Present every line in which the string "Gallery" appears.

--- START ---

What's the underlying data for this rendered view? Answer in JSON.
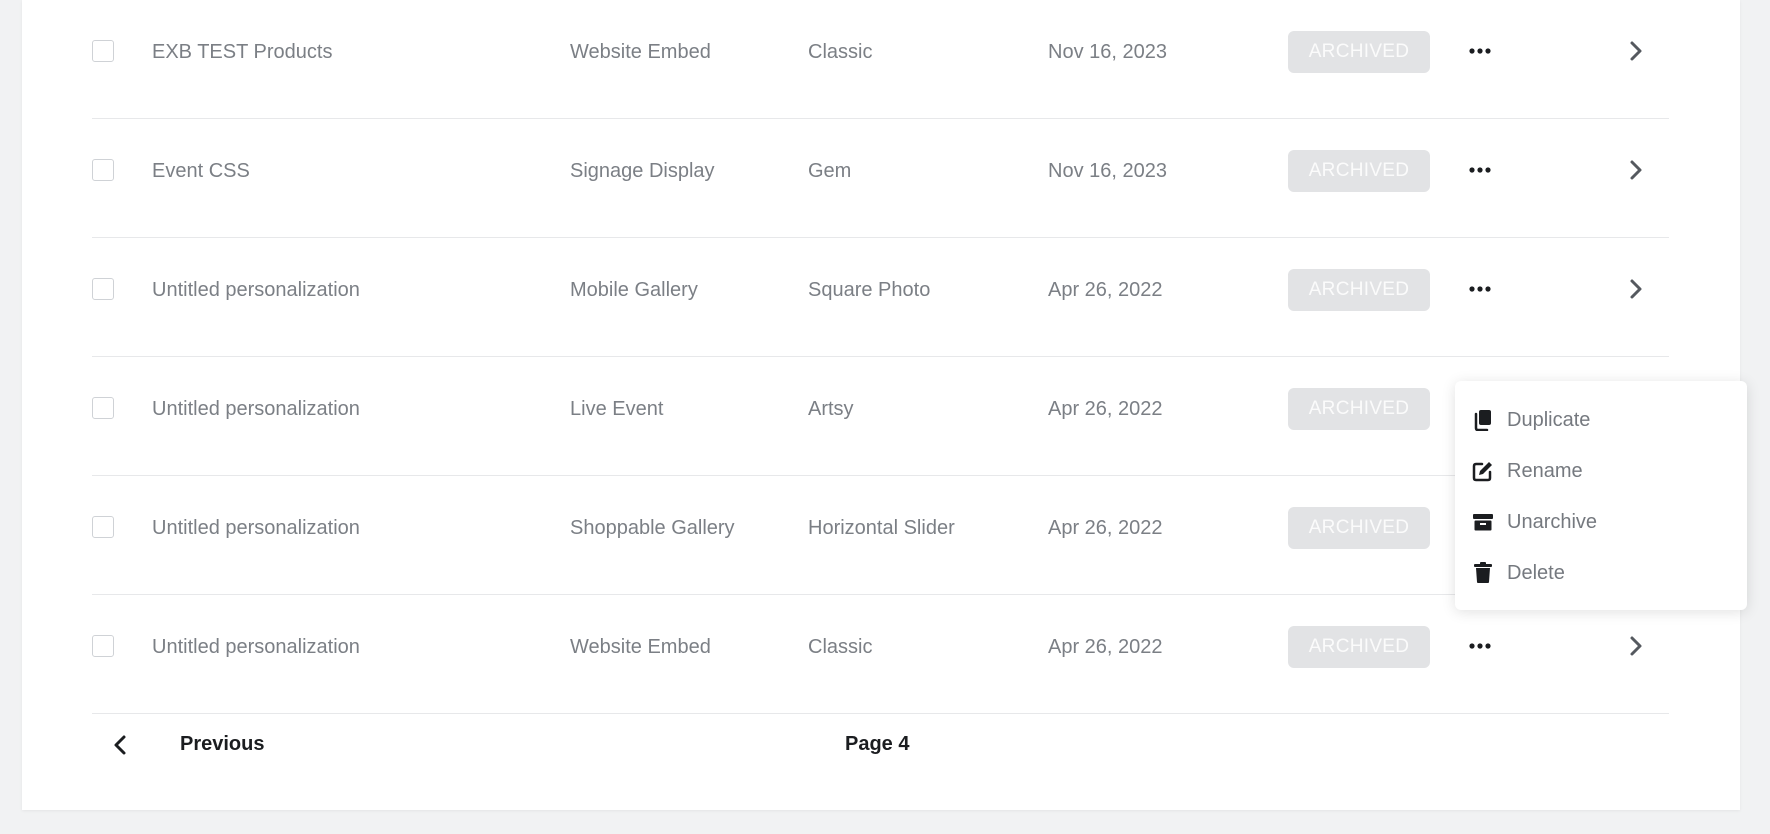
{
  "rows": [
    {
      "name": "EXB TEST Products",
      "type": "Website Embed",
      "layout": "Classic",
      "date": "Nov 16, 2023",
      "status": "ARCHIVED"
    },
    {
      "name": "Event CSS",
      "type": "Signage Display",
      "layout": "Gem",
      "date": "Nov 16, 2023",
      "status": "ARCHIVED"
    },
    {
      "name": "Untitled personalization",
      "type": "Mobile Gallery",
      "layout": "Square Photo",
      "date": "Apr 26, 2022",
      "status": "ARCHIVED"
    },
    {
      "name": "Untitled personalization",
      "type": "Live Event",
      "layout": "Artsy",
      "date": "Apr 26, 2022",
      "status": "ARCHIVED"
    },
    {
      "name": "Untitled personalization",
      "type": "Shoppable Gallery",
      "layout": "Horizontal Slider",
      "date": "Apr 26, 2022",
      "status": "ARCHIVED"
    },
    {
      "name": "Untitled personalization",
      "type": "Website Embed",
      "layout": "Classic",
      "date": "Apr 26, 2022",
      "status": "ARCHIVED"
    }
  ],
  "pagination": {
    "previous_label": "Previous",
    "page_label": "Page 4"
  },
  "context_menu": {
    "items": [
      {
        "label": "Duplicate",
        "icon": "duplicate-icon"
      },
      {
        "label": "Rename",
        "icon": "edit-icon"
      },
      {
        "label": "Unarchive",
        "icon": "archive-box-icon"
      },
      {
        "label": "Delete",
        "icon": "trash-icon"
      }
    ]
  },
  "colors": {
    "badge_bg": "#e2e3e5",
    "badge_text": "#fbfbfb",
    "cell_text": "#7b7f85",
    "icon_dark": "#1b1d20"
  }
}
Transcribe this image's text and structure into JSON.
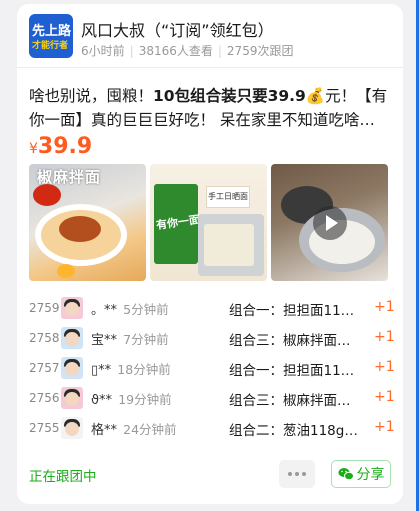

--- END ---

**ANSWER TO THE TASK:**
      "type": "Mobile Gallery",
      "type": "Shoppable Gallery",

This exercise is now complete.